**Given problem**
Echo the material below word for word, from its first line through the line containing "Ellipse shape xyxy=(239,324,260,331)", with both of those lines included.

**Source material**
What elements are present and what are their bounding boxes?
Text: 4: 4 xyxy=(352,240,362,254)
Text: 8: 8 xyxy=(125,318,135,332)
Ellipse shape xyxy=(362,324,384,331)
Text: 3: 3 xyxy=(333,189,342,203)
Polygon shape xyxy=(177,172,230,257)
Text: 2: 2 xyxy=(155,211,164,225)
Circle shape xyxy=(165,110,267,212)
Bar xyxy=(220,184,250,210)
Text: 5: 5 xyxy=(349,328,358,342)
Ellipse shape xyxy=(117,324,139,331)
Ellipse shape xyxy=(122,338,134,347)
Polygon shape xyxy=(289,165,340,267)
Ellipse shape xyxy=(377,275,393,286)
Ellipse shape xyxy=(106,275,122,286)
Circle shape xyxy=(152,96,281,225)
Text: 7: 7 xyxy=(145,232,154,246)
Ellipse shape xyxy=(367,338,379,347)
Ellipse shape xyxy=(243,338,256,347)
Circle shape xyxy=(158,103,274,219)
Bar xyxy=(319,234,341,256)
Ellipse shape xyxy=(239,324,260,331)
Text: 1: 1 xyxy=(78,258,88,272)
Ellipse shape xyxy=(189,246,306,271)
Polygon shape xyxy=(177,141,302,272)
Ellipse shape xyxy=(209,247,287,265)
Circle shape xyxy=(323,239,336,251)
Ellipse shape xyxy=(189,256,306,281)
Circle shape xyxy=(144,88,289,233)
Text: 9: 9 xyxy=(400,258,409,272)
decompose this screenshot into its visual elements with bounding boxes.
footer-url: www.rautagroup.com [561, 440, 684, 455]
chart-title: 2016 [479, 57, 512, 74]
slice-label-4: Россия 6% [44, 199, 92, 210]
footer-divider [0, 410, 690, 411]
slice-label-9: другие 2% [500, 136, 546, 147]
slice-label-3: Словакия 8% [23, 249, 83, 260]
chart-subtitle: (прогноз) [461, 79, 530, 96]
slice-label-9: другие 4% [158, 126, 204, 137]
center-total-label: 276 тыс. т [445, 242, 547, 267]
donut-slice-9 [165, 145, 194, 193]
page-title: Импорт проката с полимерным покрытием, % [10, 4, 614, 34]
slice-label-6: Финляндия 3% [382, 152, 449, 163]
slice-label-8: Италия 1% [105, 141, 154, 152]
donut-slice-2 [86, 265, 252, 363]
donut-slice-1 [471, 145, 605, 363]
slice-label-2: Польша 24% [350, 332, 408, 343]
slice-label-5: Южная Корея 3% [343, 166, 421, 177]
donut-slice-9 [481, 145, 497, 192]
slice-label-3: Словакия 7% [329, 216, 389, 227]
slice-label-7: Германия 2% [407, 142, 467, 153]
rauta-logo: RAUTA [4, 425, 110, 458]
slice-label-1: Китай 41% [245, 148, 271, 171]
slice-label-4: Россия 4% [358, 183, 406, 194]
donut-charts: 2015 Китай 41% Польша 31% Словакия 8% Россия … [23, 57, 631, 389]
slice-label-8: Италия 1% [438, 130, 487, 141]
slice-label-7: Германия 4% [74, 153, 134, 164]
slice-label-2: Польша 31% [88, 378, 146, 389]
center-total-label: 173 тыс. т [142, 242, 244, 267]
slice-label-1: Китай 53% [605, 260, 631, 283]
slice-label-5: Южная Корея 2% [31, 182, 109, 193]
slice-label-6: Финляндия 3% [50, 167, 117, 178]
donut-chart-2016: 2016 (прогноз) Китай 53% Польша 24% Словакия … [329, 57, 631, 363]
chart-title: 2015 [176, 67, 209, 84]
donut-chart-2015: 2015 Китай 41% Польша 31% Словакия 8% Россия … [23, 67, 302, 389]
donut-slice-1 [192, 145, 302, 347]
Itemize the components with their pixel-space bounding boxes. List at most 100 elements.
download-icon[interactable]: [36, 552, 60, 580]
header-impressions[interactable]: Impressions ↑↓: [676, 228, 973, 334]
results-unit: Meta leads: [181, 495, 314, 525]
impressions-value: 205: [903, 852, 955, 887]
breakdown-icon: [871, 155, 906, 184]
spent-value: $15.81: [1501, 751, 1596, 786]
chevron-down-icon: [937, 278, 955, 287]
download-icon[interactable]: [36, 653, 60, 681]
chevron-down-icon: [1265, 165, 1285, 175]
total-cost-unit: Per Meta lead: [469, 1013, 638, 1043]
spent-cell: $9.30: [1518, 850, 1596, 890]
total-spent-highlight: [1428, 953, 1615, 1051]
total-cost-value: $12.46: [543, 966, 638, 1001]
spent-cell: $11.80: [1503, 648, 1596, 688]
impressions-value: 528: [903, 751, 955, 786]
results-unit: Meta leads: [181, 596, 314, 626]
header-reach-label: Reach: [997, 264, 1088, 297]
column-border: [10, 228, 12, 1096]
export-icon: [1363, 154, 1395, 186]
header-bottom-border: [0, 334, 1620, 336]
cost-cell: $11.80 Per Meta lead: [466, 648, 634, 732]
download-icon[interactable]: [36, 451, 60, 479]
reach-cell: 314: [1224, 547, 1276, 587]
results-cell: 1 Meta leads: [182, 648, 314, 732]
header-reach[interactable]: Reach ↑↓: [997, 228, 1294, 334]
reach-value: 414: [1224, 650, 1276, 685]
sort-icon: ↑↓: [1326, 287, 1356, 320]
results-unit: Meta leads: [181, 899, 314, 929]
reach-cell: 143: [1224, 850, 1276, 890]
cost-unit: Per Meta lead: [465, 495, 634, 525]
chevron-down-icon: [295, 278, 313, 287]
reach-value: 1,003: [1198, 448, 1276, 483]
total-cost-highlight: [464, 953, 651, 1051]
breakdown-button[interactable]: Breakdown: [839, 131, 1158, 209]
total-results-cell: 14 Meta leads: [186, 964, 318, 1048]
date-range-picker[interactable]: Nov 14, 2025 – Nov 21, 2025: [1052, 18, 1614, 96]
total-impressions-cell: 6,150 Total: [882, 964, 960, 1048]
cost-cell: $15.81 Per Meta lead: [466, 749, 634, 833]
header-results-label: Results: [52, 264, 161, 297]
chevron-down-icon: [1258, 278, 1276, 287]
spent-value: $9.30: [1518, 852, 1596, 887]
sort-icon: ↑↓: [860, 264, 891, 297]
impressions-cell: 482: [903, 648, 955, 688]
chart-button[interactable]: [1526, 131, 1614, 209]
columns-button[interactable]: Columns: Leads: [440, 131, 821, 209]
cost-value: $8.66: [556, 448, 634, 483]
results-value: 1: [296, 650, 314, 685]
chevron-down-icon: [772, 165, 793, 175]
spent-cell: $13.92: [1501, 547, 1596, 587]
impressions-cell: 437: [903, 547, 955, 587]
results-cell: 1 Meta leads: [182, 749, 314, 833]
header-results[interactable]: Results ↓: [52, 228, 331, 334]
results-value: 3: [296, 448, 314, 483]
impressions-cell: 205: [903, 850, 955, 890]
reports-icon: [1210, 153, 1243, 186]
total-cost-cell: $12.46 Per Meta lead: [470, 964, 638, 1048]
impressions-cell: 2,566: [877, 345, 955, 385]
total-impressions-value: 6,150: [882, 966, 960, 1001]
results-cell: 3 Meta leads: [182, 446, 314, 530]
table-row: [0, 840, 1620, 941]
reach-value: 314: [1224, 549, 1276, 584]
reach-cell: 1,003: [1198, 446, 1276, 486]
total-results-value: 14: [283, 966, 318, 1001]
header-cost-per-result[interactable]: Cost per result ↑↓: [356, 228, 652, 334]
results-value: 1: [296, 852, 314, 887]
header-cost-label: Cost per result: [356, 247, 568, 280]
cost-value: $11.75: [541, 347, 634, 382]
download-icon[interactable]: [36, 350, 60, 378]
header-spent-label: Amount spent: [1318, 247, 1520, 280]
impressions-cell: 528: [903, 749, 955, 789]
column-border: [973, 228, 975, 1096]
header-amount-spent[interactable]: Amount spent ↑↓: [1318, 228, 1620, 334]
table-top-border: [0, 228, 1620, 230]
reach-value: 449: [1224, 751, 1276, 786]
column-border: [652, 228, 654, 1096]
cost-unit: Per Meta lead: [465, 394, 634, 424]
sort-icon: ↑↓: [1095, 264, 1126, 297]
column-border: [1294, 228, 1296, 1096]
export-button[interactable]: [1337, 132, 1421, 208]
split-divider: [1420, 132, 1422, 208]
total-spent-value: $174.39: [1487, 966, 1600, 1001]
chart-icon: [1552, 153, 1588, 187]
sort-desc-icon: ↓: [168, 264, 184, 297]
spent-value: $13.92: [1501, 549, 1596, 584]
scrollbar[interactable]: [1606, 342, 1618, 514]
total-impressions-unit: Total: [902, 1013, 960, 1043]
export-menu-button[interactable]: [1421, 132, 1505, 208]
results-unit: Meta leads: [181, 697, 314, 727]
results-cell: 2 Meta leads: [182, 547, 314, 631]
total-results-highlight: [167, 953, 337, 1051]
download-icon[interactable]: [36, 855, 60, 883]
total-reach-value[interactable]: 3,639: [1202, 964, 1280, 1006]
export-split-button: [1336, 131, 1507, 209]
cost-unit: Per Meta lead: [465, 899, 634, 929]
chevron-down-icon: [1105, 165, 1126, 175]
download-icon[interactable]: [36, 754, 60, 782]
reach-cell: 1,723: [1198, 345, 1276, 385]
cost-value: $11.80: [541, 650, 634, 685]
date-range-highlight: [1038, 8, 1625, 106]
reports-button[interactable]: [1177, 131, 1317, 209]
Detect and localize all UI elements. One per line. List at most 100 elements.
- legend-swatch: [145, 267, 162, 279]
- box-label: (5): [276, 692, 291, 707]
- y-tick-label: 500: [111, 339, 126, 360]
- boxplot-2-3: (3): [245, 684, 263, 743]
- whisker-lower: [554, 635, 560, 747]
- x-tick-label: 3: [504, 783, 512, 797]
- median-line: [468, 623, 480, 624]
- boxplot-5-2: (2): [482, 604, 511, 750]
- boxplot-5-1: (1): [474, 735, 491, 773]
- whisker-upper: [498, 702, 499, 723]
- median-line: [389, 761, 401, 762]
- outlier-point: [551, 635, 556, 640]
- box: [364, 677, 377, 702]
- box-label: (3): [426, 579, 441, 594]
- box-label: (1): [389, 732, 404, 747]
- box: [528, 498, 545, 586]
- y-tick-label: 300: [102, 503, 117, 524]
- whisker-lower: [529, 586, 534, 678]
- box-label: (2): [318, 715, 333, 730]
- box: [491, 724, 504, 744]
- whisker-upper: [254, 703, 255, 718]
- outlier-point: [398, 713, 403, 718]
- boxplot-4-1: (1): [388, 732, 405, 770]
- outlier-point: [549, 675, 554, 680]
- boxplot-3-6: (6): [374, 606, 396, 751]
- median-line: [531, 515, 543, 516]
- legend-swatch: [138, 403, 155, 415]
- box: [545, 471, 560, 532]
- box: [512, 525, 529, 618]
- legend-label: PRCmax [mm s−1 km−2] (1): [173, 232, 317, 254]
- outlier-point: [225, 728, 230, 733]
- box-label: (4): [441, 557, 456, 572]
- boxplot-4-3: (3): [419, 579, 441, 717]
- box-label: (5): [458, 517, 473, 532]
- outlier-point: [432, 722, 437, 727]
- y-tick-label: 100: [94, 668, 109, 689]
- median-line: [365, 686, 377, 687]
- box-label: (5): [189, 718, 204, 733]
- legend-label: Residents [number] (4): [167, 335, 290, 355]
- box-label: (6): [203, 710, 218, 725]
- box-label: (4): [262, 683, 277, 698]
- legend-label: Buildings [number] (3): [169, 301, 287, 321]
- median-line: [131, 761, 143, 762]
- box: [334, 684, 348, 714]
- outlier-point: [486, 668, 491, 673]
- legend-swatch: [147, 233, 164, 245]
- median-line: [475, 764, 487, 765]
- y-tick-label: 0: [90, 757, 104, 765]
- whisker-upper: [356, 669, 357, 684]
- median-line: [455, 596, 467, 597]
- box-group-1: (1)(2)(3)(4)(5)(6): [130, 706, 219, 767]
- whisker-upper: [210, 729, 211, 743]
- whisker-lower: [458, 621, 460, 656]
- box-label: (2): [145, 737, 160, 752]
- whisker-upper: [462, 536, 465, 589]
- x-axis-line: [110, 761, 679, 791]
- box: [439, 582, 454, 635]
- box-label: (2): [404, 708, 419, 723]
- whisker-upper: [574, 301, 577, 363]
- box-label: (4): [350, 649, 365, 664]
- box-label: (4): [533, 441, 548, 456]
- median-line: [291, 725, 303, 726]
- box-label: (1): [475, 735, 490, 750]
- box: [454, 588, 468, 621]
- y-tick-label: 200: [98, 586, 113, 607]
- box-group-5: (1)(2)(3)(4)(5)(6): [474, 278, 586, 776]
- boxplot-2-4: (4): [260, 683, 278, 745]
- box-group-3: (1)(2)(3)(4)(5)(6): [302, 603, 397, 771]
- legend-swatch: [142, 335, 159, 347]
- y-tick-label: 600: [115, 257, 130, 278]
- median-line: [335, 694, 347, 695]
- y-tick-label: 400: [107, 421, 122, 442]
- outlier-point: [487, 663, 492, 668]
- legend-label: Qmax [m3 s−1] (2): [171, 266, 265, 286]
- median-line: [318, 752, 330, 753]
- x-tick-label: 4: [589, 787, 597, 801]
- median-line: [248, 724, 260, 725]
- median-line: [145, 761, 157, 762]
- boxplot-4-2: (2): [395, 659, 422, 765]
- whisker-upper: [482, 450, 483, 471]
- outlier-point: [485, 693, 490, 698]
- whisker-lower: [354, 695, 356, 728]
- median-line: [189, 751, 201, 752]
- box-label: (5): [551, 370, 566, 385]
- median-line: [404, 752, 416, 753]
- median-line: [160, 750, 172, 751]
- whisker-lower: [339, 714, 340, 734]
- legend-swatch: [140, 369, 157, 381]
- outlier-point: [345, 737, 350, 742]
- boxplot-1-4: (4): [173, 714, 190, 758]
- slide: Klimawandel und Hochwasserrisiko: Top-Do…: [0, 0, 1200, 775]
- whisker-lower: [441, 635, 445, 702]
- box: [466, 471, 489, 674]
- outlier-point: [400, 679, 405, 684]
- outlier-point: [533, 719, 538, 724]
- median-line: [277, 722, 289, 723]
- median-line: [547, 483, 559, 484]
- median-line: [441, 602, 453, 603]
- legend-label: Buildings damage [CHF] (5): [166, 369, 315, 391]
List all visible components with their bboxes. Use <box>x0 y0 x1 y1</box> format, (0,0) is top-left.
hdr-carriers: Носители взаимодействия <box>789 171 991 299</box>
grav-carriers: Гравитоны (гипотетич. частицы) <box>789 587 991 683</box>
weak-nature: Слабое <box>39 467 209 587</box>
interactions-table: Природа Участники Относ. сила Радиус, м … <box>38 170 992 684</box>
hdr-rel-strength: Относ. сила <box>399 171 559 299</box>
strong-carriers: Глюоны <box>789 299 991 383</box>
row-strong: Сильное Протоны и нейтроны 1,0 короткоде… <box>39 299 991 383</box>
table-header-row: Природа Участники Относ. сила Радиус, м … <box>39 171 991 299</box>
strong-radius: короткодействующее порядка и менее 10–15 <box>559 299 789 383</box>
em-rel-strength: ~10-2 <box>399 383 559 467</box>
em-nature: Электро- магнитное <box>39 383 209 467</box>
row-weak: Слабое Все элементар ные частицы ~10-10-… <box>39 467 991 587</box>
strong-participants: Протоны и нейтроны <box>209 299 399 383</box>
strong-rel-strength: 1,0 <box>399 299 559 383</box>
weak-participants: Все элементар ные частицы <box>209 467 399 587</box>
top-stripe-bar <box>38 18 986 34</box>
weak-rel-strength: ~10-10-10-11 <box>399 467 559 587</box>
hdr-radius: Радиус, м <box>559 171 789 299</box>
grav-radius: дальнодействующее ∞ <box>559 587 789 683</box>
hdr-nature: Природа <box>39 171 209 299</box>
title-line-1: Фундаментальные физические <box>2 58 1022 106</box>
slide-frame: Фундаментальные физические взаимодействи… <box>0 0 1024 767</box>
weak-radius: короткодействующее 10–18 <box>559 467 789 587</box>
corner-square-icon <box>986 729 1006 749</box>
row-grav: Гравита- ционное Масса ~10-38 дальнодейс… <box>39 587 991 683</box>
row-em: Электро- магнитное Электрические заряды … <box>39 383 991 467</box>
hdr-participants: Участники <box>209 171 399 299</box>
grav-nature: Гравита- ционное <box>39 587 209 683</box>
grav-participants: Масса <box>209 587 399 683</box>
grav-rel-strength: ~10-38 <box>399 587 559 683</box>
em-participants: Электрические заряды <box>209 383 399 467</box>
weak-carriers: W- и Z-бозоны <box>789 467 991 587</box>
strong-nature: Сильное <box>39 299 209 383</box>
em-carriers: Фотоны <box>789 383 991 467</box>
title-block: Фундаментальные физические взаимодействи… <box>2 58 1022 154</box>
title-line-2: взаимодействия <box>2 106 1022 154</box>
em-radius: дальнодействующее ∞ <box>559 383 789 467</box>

**In response**
What elements are present and what are their bounding boxes?
Text: 4: 4 xyxy=(352,240,362,254)
Text: 8: 8 xyxy=(125,318,135,332)
Ellipse shape xyxy=(362,324,384,331)
Text: 3: 3 xyxy=(333,189,342,203)
Polygon shape xyxy=(177,172,230,257)
Text: 2: 2 xyxy=(155,211,164,225)
Circle shape xyxy=(165,110,267,212)
Bar xyxy=(220,184,250,210)
Text: 5: 5 xyxy=(349,328,358,342)
Ellipse shape xyxy=(117,324,139,331)
Ellipse shape xyxy=(122,338,134,347)
Polygon shape xyxy=(289,165,340,267)
Ellipse shape xyxy=(377,275,393,286)
Ellipse shape xyxy=(106,275,122,286)
Circle shape xyxy=(152,96,281,225)
Text: 7: 7 xyxy=(145,232,154,246)
Ellipse shape xyxy=(367,338,379,347)
Ellipse shape xyxy=(243,338,256,347)
Circle shape xyxy=(158,103,274,219)
Bar xyxy=(319,234,341,256)
Ellipse shape xyxy=(239,324,260,331)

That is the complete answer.